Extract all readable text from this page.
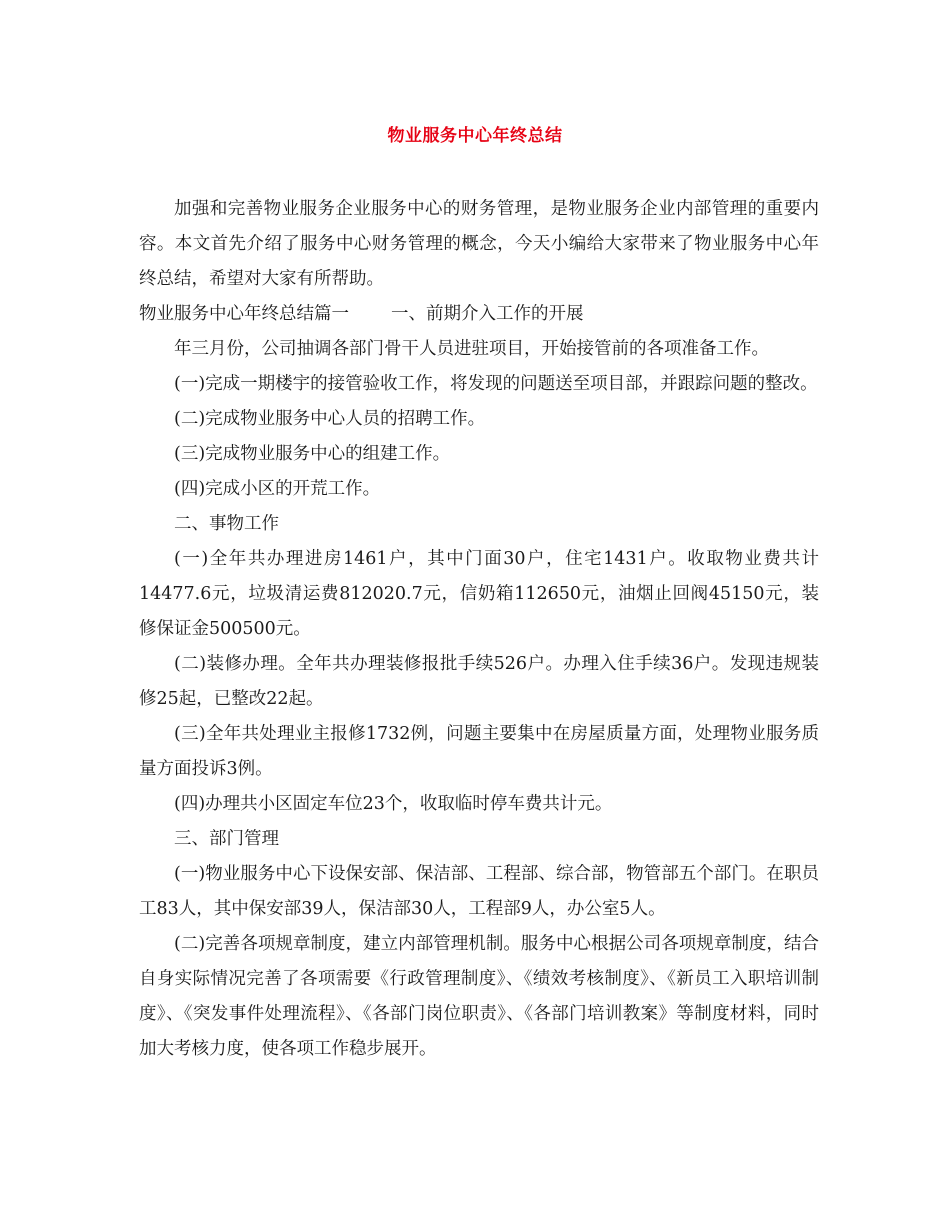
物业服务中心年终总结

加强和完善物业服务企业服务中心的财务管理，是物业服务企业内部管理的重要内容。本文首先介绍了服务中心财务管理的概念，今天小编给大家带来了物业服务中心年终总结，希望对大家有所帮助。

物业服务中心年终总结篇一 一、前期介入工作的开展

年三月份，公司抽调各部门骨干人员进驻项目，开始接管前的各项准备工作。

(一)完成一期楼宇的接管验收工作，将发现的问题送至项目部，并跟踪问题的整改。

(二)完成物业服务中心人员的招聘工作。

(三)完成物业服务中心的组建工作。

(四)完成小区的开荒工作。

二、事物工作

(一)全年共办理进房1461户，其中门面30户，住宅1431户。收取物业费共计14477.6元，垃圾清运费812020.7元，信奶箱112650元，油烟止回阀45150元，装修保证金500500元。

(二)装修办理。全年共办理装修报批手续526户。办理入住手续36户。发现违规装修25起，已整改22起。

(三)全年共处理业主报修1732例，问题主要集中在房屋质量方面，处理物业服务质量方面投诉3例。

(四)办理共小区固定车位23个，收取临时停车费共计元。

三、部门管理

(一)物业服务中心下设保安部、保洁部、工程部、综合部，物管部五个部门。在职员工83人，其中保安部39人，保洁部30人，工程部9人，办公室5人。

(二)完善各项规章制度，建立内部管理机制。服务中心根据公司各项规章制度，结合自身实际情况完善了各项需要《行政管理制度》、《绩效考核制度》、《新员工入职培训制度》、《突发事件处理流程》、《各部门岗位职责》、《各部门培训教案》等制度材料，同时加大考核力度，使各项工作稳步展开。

---

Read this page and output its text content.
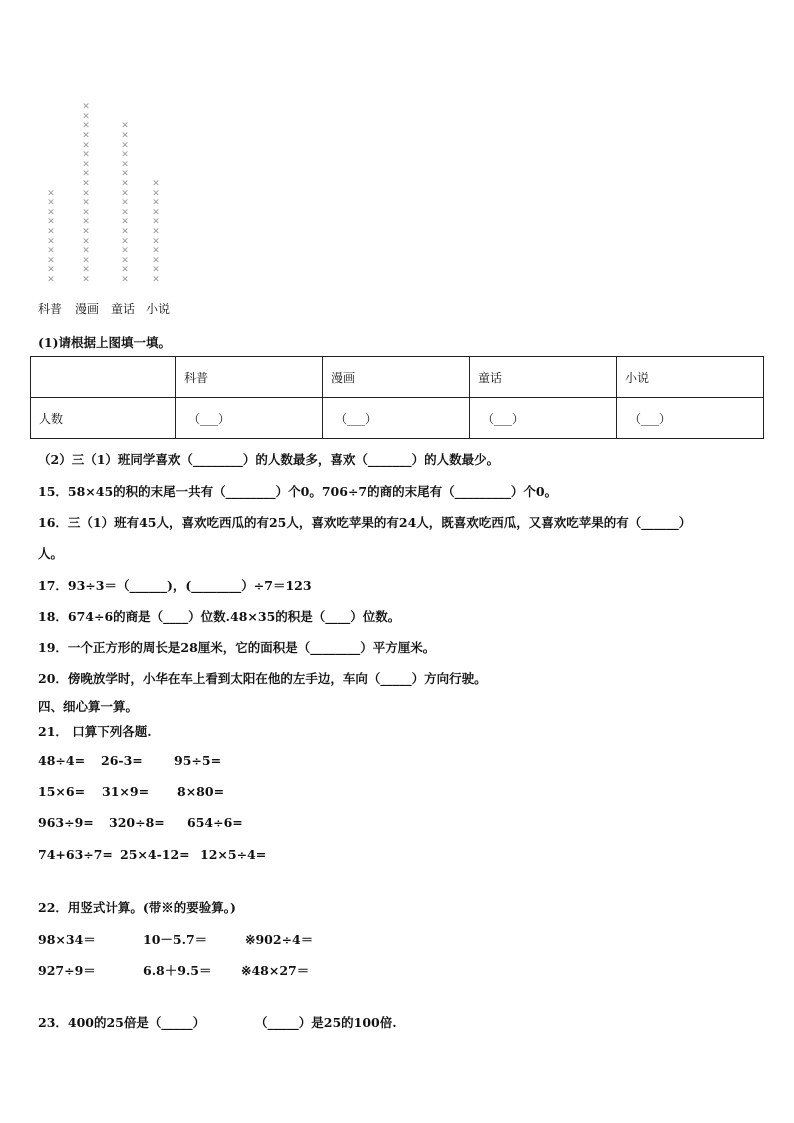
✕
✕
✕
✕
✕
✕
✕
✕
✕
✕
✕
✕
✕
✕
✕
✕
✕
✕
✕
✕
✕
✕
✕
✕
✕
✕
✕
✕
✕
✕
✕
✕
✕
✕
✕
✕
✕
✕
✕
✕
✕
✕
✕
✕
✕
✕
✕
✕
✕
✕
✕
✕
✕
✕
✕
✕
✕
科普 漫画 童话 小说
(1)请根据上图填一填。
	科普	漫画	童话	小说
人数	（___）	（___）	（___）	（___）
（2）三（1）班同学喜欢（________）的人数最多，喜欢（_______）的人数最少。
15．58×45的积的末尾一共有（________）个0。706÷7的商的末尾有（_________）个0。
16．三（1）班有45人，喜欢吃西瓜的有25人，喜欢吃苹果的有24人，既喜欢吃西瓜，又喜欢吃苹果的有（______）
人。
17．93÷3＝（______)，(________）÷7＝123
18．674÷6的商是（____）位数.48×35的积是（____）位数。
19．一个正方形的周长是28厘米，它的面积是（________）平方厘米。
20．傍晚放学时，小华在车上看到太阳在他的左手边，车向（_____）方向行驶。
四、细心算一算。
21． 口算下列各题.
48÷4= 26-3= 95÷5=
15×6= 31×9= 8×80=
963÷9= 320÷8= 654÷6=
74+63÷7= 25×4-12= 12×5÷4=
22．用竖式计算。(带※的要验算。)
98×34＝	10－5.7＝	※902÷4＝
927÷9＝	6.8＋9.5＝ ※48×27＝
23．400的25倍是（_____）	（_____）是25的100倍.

• _WRITTEN PROBLEM_
Copy each line in the data that holds the word "this".

• _SOLUTION TO THE EXERCISE_
Extract all readable text from this page.
Read this page and output its text content.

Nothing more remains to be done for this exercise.